Copy every line from the data below in which the string "emitted" can be found.

* * *

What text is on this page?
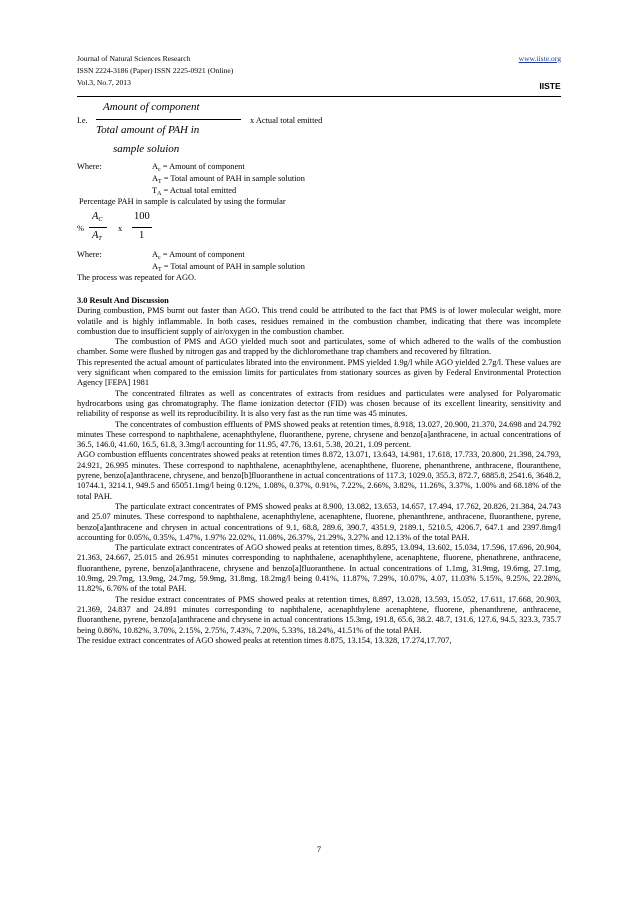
Journal of Natural Sciences Research
ISSN 2224-3186 (Paper) ISSN 2225-0921 (Online)
Vol.3, No.7, 2013
www.iiste.org
IISTE
I.e.
Amount of component
Total amount of PAH in
sample soluion
x Actual total emitted
Where:	$A_c$ = Amount of component
$A_T$ = Total amount of PAH in sample solution
$T_A$ = Actual total emitted
Percentage PAH in sample is calculated by using the formular
%
$A_C$
$A_T$
x
100
1
Where:	$A_c$ = Amount of component
$A_T$ = Total amount of PAH in sample solution
The process was repeated for AGO.

3.0 Result And Discussion

During combustion, PMS burnt out faster than AGO. This trend could be attributed to the fact that PMS is of lower molecular weight, more volatile and is highly inflammable. In both cases, residues remained in the combustion chamber, indicating that there was incomplete combustion due to insufficient supply of air/oxygen in the combustion chamber.

The combustion of PMS and AGO yielded much soot and particulates, some of which adhered to the walls of the combustion chamber. Some were flushed by nitrogen gas and trapped by the dichloromethane trap chambers and recovered by filtration.

This represented the actual amount of particulates librated into the environment. PMS yielded 1.9g/l while AGO yielded 2.7g/l. These values are very significant when compared to the emission limits for particulates from stationary sources as given by Federal Environmental Protection Agency [FEPA] 1981

The concentrated filtrates as well as concentrates of extracts from residues and particulates were analysed for Polyaromatic hydrocarbons using gas chromatography. The flame ionization detector (FID) was chosen because of its excellent linearity, sensitivity and reliability of response as well its reproducibility. It is also very fast as the run time was 45 minutes.

The concentrates of combustion effluents of PMS showed peaks at retention times, 8.918, 13.027, 20.900, 21.370, 24.698 and 24.792 minutes These correspond to naphthalene, acenaphthylene, fluoranthene, pyrene, chrysene and benzo[a]anthracene, in actual concentrations of 36.5, 146.0, 41.60, 16.5, 61.8, 3.3mg/l accounting for 11.95, 47.76, 13.61, 5.38, 20.21, 1.09 percent.

AGO combustion effluents concentrates showed peaks at retention times 8.872, 13.071, 13.643, 14.981, 17.618, 17.733, 20.800, 21.398, 24.793, 24.921, 26.995 minutes. These correspond to naphthalene, acenaphthylene, acenaphthene, fluorene, phenanthrene, anthracene, flouranthene, pyrene, benzo[a]anthracene, chrysene, and benzo[b]fluoranthene in actual concentrations of 117.3, 1029.0, 355.3, 872.7, 6885.8, 2541.6, 3648.2, 10744.1, 3214.1, 949.5 and 65051.1mg/l being 0.12%, 1.08%, 0.37%, 0.91%, 7.22%, 2.66%, 3.82%, 11.26%, 3.37%, 1.00% and 68.18% of the total PAH.

The particulate extract concentrates of PMS showed peaks at 8.900, 13.082, 13.653, 14.657, 17.494, 17.762, 20.826, 21.384, 24.743 and 25.07 minutes. These correspond to naphthalene, acenaphthylene, acenaphtene, fluorene, phenanthrene, anthracene, fluoranthene, pyrene, benzo[a]anthracene and chrysen in actual concentrations of 9.1, 68.8, 289.6, 390.7, 4351.9, 2189.1, 5210.5, 4206.7, 647.1 and 2397.8mg/l accounting for 0.05%, 0.35%, 1.47%, 1.97% 22.02%, 11.08%, 26.37%, 21.29%, 3.27% and 12.13% of the total PAH.

The particulate extract concentrates of AGO showed peaks at retention times, 8.895, 13.094, 13.602, 15.034, 17.596, 17.696, 20.904, 21.363, 24.667, 25.015 and 26.951 minutes corresponding to naphthalene, acenaphthylene, acenaphtene, fluorene, phenathrene, anthracene, fluoranthene, pyrene, benzo[a]anthracene, chrysene and benzo[a]fluoranthene. In actual concentrations of 1.1mg, 31.9mg, 19.6mg, 27.1mg, 10.9mg, 29.7mg, 13.9mg, 24.7mg, 59.9mg, 31.8mg, 18.2mg/l being 0.41%, 11.87%, 7.29%, 10.07%, 4.07, 11.03% 5.15%, 9.25%, 22.28%, 11.82%, 6.76% of the total PAH.

The residue extract concentrates of PMS showed peaks at retention times, 8.897, 13.028, 13.593, 15.052, 17.611, 17.668, 20.903, 21.369, 24.837 and 24.891 minutes corresponding to naphthalene, acenaphthylene acenaphtene, fluorene, phenanthrene, anthracene, fluoranthene, pyrene, benzo[a]anthracene and chrysene in actual concentrations 15.3mg, 191.8, 65.6, 38.2. 48.7, 131.6, 127.6, 94.5, 323.3, 735.7 being 0.86%, 10.82%, 3.70%, 2.15%, 2.75%, 7.43%, 7.20%, 5.33%, 18.24%, 41.51% of the total PAH.

The residue extract concentrates of AGO showed peaks at retention times 8.875, 13.154, 13.328, 17.274,17.707,

7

* * *

Task response
x Actual total emitted
$T_A$ = Actual total emitted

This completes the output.